▶ Exercise brief
Write out all records as given; omit images.

Collected data entries:
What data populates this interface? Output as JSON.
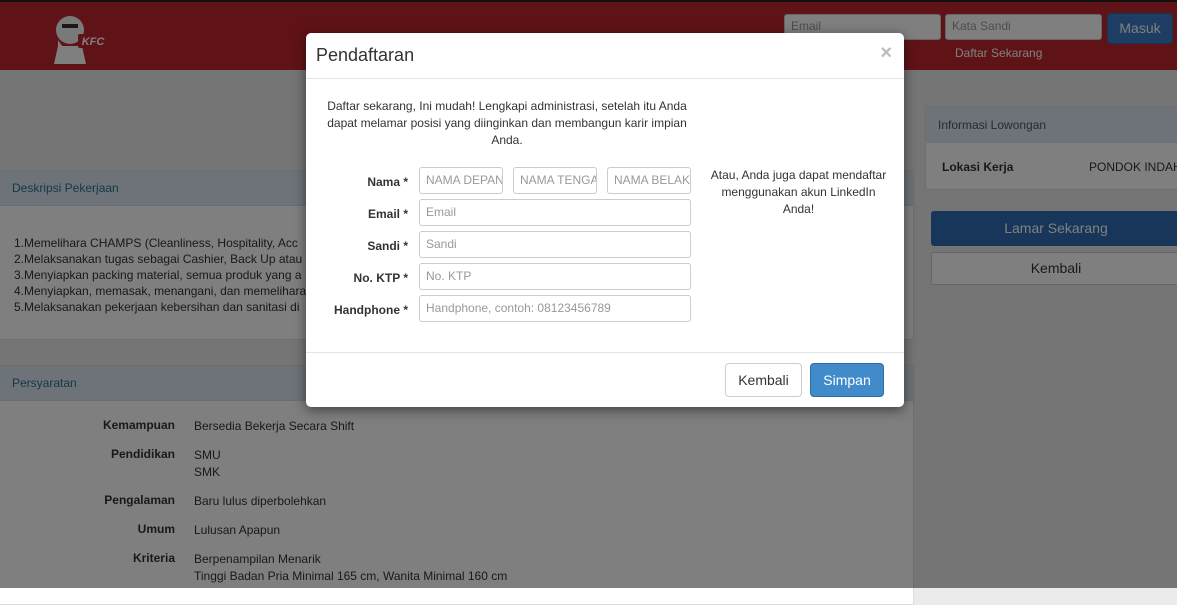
{
  "header": {
    "logo_text": "KFC",
    "email_placeholder": "Email",
    "password_placeholder": "Kata Sandi",
    "login_label": "Masuk",
    "register_link": "Daftar Sekarang"
  },
  "job": {
    "description_title": "Deskripsi Pekerjaan",
    "description_items": [
      "1.Memelihara CHAMPS (Cleanliness, Hospitality, Acc",
      "2.Melaksanakan tugas sebagai Cashier, Back Up atau",
      "3.Menyiapkan packing material, semua produk yang a",
      "4.Menyiapkan, memasak, menangani, dan memelihara",
      "5.Melaksanakan pekerjaan kebersihan dan sanitasi di"
    ],
    "requirements_title": "Persyaratan",
    "requirements": [
      {
        "label": "Kemampuan",
        "values": [
          "Bersedia Bekerja Secara Shift"
        ]
      },
      {
        "label": "Pendidikan",
        "values": [
          "SMU",
          "SMK"
        ]
      },
      {
        "label": "Pengalaman",
        "values": [
          "Baru lulus diperbolehkan"
        ]
      },
      {
        "label": "Umum",
        "values": [
          "Lulusan Apapun"
        ]
      },
      {
        "label": "Kriteria",
        "values": [
          "Berpenampilan Menarik",
          "Tinggi Badan Pria Minimal 165 cm, Wanita Minimal 160 cm"
        ]
      }
    ]
  },
  "sidebar": {
    "info_title": "Informasi Lowongan",
    "location_label": "Lokasi Kerja",
    "location_value": "PONDOK INDAH",
    "apply_label": "Lamar Sekarang",
    "back_label": "Kembali"
  },
  "modal": {
    "title": "Pendaftaran",
    "close": "×",
    "intro": "Daftar sekarang, Ini mudah! Lengkapi administrasi, setelah itu Anda dapat melamar posisi yang diinginkan dan membangun karir impian Anda.",
    "linkedin_text": "Atau, Anda juga dapat mendaftar menggunakan akun LinkedIn Anda!",
    "labels": {
      "name": "Nama *",
      "email": "Email *",
      "password": "Sandi *",
      "ktp": "No. KTP *",
      "phone": "Handphone *"
    },
    "placeholders": {
      "first_name": "NAMA DEPAN",
      "middle_name": "NAMA TENGAH",
      "last_name": "NAMA BELAKANG",
      "email": "Email",
      "password": "Sandi",
      "ktp": "No. KTP",
      "phone": "Handphone, contoh: 08123456789"
    },
    "back_label": "Kembali",
    "save_label": "Simpan"
  }
}
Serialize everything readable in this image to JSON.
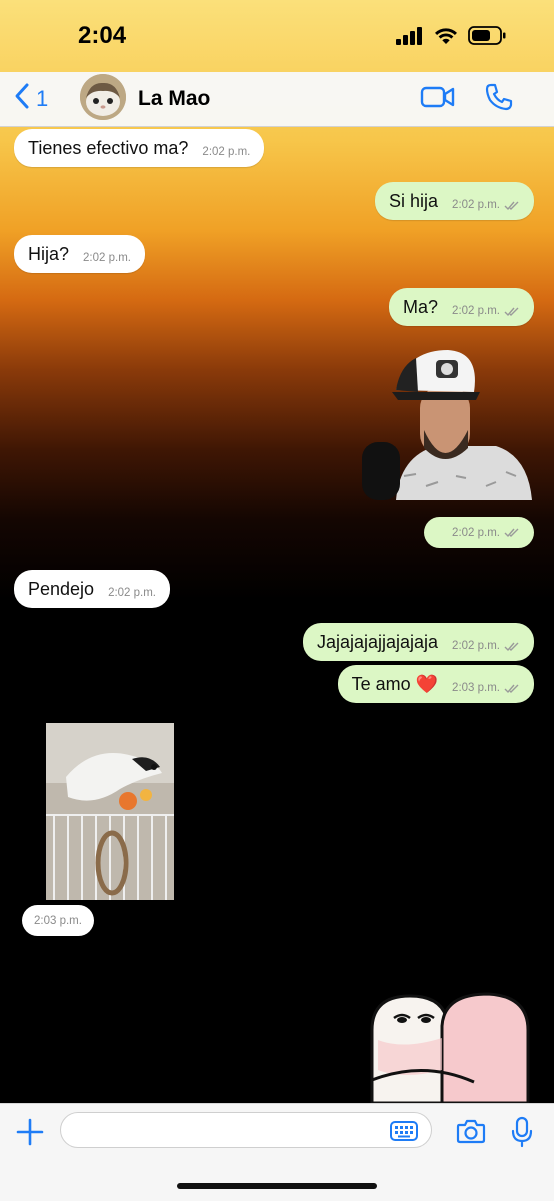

▶ Output
What data populates this interface? Output as JSON.
{
  "header": {
    "logo_text": "KFC",
    "email_placeholder": "Email",
    "password_placeholder": "Kata Sandi",
    "login_label": "Masuk",
    "register_link": "Daftar Sekarang"
  },
  "job": {
    "description_title": "Deskripsi Pekerjaan",
    "description_items": [
      "1.Memelihara CHAMPS (Cleanliness, Hospitality, Acc",
      "2.Melaksanakan tugas sebagai Cashier, Back Up atau",
      "3.Menyiapkan packing material, semua produk yang a",
      "4.Menyiapkan, memasak, menangani, dan memelihara",
      "5.Melaksanakan pekerjaan kebersihan dan sanitasi di"
    ],
    "requirements_title": "Persyaratan",
    "requirements": [
      {
        "label": "Kemampuan",
        "values": [
          "Bersedia Bekerja Secara Shift"
        ]
      },
      {
        "label": "Pendidikan",
        "values": [
          "SMU",
          "SMK"
        ]
      },
      {
        "label": "Pengalaman",
        "values": [
          "Baru lulus diperbolehkan"
        ]
      },
      {
        "label": "Umum",
        "values": [
          "Lulusan Apapun"
        ]
      },
      {
        "label": "Kriteria",
        "values": [
          "Berpenampilan Menarik",
          "Tinggi Badan Pria Minimal 165 cm, Wanita Minimal 160 cm"
        ]
      }
    ]
  },
  "sidebar": {
    "info_title": "Informasi Lowongan",
    "location_label": "Lokasi Kerja",
    "location_value": "PONDOK INDAH",
    "apply_label": "Lamar Sekarang",
    "back_label": "Kembali"
  },
  "modal": {
    "title": "Pendaftaran",
    "close": "×",
    "intro": "Daftar sekarang, Ini mudah! Lengkapi administrasi, setelah itu Anda dapat melamar posisi yang diinginkan dan membangun karir impian Anda.",
    "linkedin_text": "Atau, Anda juga dapat mendaftar menggunakan akun LinkedIn Anda!",
    "labels": {
      "name": "Nama *",
      "email": "Email *",
      "password": "Sandi *",
      "ktp": "No. KTP *",
      "phone": "Handphone *"
    },
    "placeholders": {
      "first_name": "NAMA DEPAN",
      "middle_name": "NAMA TENGAH",
      "last_name": "NAMA BELAKANG",
      "email": "Email",
      "password": "Sandi",
      "ktp": "No. KTP",
      "phone": "Handphone, contoh: 08123456789"
    },
    "back_label": "Kembali",
    "save_label": "Simpan"
  }
}
Serialize everything readable in this image to JSON.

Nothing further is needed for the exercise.